Document text >>

The Outsider is the name of three different characters appearing in American comic books published by DC Comics.

Publication history
The Pre-Crisis version of the Outsider first appeared as an unseen character in Detective Comics #334 and was created by Gardner Fox and Carmine Infantino.

The Flashpoint version of the Outsider first appeared in Flashpoint: The Outsider #1 and was created by James Robinson and Javi Fernandez. 

The Earth-3 Outsider first appeared in Justice League (vol. 2) #6 and was created by Geoff Johns and Jim Lee.

Stated task >>
Answer these from the text on the Outsider:
(a) Which company publishes the comic books in which the Outsider appears?
(b) In which issue did the Pre-Crisis version of the Outsider first appear?
(c) Who created the Flashpoint version of the Outsider?

(Records from a collection)

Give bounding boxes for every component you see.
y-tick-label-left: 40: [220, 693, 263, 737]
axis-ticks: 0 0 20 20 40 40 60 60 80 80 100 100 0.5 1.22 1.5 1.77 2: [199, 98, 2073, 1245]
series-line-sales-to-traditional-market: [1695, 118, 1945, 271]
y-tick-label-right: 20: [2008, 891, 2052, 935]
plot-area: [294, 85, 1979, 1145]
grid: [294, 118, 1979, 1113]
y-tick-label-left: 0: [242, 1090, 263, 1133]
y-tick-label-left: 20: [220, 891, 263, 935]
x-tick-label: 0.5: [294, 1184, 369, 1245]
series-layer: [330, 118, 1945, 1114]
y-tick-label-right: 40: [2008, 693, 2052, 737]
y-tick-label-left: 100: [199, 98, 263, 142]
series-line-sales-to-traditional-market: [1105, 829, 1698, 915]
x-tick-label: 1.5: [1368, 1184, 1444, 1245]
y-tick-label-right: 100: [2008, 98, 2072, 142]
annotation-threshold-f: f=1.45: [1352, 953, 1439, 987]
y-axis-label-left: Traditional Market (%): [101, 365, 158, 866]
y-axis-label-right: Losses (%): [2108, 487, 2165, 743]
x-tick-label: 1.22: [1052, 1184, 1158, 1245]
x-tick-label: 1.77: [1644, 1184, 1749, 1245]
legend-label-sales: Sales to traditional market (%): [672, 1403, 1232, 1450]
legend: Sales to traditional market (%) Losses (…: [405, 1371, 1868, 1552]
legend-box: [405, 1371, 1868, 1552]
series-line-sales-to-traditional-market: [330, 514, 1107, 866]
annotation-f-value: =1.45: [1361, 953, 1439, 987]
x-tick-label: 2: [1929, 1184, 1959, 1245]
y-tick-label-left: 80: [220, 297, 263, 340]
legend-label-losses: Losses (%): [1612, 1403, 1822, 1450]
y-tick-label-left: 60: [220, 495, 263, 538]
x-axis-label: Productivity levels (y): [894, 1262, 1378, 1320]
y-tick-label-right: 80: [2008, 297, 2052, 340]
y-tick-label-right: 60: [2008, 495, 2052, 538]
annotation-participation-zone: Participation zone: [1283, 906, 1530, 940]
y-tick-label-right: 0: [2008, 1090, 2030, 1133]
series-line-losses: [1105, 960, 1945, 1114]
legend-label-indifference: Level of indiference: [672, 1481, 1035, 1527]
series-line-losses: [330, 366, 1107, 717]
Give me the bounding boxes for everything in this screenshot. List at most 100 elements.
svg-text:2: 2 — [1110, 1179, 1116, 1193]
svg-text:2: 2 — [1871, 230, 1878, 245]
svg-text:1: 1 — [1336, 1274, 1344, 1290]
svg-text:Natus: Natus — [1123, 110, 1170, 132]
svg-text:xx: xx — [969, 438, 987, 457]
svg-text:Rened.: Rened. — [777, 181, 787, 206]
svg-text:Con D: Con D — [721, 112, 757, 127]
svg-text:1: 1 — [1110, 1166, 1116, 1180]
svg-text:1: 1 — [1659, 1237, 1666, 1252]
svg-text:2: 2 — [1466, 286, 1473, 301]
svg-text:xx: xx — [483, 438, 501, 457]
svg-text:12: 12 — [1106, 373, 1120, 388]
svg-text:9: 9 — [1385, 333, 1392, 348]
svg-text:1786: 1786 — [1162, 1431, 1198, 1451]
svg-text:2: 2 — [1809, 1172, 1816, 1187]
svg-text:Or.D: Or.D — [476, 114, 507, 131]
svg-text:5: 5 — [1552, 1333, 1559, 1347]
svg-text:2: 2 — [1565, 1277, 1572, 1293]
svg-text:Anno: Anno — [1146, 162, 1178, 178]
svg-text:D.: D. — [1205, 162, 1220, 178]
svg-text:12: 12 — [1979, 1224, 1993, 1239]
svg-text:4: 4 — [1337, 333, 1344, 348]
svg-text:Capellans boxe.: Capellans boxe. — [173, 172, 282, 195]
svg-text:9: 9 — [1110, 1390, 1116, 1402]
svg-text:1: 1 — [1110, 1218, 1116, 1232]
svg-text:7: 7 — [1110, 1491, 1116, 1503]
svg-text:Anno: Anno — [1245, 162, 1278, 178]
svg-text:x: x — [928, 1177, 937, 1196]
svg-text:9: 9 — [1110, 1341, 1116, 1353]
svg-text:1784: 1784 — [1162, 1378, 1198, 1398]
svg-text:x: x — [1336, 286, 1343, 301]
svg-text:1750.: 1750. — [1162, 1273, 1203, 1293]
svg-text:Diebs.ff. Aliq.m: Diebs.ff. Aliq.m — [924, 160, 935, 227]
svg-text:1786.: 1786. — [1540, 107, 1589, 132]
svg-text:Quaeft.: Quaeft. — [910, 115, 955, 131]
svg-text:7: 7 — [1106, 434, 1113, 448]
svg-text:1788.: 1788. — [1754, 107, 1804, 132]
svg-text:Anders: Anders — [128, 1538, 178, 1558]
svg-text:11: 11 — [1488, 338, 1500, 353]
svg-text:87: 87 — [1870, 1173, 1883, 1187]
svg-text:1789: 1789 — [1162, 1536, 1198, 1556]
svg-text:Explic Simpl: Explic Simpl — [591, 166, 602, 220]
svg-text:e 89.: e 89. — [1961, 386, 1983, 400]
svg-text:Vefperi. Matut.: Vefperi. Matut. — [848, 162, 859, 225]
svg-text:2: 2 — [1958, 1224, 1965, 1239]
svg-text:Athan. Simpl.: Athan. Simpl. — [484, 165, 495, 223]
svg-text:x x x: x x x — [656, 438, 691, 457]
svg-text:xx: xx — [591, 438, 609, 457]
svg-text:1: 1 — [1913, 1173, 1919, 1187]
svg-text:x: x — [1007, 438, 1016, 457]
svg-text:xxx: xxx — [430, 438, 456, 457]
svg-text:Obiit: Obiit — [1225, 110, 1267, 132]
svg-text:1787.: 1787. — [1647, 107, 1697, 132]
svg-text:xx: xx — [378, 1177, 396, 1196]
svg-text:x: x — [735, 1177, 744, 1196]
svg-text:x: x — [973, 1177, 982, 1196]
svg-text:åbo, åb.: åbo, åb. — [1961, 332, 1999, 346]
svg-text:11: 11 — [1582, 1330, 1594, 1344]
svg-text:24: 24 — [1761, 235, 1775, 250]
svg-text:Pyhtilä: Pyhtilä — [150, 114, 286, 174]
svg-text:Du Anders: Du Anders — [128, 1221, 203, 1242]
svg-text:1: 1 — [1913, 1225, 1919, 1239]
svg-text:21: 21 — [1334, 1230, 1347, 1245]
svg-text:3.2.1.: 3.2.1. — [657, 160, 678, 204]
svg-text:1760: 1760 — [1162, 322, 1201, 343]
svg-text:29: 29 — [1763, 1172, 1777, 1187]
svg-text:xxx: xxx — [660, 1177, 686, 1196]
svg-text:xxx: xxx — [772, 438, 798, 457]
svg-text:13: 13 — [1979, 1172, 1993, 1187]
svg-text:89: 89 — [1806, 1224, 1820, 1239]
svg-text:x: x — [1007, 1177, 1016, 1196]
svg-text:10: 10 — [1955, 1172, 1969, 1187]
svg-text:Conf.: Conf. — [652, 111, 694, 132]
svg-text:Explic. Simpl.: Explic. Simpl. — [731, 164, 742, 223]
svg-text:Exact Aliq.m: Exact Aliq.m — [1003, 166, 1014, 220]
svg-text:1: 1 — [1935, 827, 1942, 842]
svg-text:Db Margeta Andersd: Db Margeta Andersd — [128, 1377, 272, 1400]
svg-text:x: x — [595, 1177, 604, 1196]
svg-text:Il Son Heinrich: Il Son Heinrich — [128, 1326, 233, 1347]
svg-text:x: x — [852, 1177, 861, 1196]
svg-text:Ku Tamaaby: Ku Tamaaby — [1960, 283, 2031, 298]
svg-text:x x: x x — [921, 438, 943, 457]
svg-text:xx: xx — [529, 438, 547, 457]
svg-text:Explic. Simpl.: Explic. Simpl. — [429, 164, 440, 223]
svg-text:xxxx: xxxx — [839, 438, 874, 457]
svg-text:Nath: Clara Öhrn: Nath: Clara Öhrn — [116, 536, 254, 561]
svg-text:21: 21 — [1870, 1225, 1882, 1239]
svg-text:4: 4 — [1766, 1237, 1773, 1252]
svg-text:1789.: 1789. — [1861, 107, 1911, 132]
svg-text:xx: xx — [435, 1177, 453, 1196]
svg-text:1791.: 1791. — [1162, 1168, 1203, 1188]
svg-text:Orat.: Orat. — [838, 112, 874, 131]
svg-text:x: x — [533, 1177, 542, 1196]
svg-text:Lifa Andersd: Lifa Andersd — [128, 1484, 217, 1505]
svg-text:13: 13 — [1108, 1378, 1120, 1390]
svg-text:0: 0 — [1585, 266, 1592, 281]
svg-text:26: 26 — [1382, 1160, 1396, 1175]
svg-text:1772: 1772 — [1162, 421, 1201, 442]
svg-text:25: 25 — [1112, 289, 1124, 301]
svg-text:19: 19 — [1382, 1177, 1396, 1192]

Exercise result >>
(a) DC Comics
(b) Detective Comics #334
(c) James Robinson and Javi Fernandez